** AIM OF THE TASK **
Restate the full set of records exactly, word for word.

** RECORDS SUPPLIED **
------------------------

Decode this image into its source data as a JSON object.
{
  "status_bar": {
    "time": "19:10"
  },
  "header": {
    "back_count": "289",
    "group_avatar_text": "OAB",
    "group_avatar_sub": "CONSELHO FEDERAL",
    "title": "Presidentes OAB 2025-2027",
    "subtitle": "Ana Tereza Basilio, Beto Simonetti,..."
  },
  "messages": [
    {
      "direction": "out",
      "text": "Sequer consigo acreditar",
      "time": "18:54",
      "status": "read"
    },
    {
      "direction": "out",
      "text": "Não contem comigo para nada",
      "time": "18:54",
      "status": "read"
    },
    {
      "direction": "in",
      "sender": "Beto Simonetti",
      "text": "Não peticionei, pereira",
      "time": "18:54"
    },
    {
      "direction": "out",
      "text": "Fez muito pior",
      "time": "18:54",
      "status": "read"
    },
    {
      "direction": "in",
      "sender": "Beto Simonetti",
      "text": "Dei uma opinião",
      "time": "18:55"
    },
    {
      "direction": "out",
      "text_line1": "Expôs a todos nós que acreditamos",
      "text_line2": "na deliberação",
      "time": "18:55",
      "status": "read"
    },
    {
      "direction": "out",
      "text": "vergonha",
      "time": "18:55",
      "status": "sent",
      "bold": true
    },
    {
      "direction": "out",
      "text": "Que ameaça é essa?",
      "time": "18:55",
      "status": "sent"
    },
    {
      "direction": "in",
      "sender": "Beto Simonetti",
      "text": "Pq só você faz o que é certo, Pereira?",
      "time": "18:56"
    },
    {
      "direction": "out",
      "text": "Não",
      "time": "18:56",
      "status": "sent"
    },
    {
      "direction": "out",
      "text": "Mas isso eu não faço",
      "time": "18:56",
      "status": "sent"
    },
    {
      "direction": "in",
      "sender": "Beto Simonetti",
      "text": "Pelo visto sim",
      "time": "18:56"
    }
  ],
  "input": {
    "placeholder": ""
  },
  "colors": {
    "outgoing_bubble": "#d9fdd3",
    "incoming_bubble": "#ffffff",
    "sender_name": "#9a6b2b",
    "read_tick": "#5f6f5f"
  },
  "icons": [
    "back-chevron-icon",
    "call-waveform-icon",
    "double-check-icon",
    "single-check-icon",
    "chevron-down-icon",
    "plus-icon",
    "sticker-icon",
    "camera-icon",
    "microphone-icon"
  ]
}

------------------------

** WRITTEN ANSWER **
Decode this image into its source data as a JSON object.
{
  "status_bar": {
    "time": "19:10"
  },
  "header": {
    "back_count": "289",
    "group_avatar_text": "OAB",
    "group_avatar_sub": "CONSELHO FEDERAL",
    "title": "Presidentes OAB 2025-2027",
    "subtitle": "Ana Tereza Basilio, Beto Simonetti,..."
  },
  "messages": [
    {
      "direction": "out",
      "text": "Sequer consigo acreditar",
      "time": "18:54",
      "status": "read"
    },
    {
      "direction": "out",
      "text": "Não contem comigo para nada",
      "time": "18:54",
      "status": "read"
    },
    {
      "direction": "in",
      "sender": "Beto Simonetti",
      "text": "Não peticionei, pereira",
      "time": "18:54"
    },
    {
      "direction": "out",
      "text": "Fez muito pior",
      "time": "18:54",
      "status": "read"
    },
    {
      "direction": "in",
      "sender": "Beto Simonetti",
      "text": "Dei uma opinião",
      "time": "18:55"
    },
    {
      "direction": "out",
      "text_line1": "Expôs a todos nós que acreditamos",
      "text_line2": "na deliberação",
      "time": "18:55",
      "status": "read"
    },
    {
      "direction": "out",
      "text": "vergonha",
      "time": "18:55",
      "status": "sent",
      "bold": true
    },
    {
      "direction": "out",
      "text": "Que ameaça é essa?",
      "time": "18:55",
      "status": "sent"
    },
    {
      "direction": "in",
      "sender": "Beto Simonetti",
      "text": "Pq só você faz o que é certo, Pereira?",
      "time": "18:56"
    },
    {
      "direction": "out",
      "text": "Não",
      "time": "18:56",
      "status": "sent"
    },
    {
      "direction": "out",
      "text": "Mas isso eu não faço",
      "time": "18:56",
      "status": "sent"
    },
    {
      "direction": "in",
      "sender": "Beto Simonetti",
      "text": "Pelo visto sim",
      "time": "18:56"
    }
  ],
  "input": {
    "placeholder": ""
  },
  "colors": {
    "outgoing_bubble": "#d9fdd3",
    "incoming_bubble": "#ffffff",
    "sender_name": "#9a6b2b",
    "read_tick": "#5f6f5f"
  },
  "icons": [
    "back-chevron-icon",
    "call-waveform-icon",
    "double-check-icon",
    "single-check-icon",
    "chevron-down-icon",
    "plus-icon",
    "sticker-icon",
    "camera-icon",
    "microphone-icon"
  ]
}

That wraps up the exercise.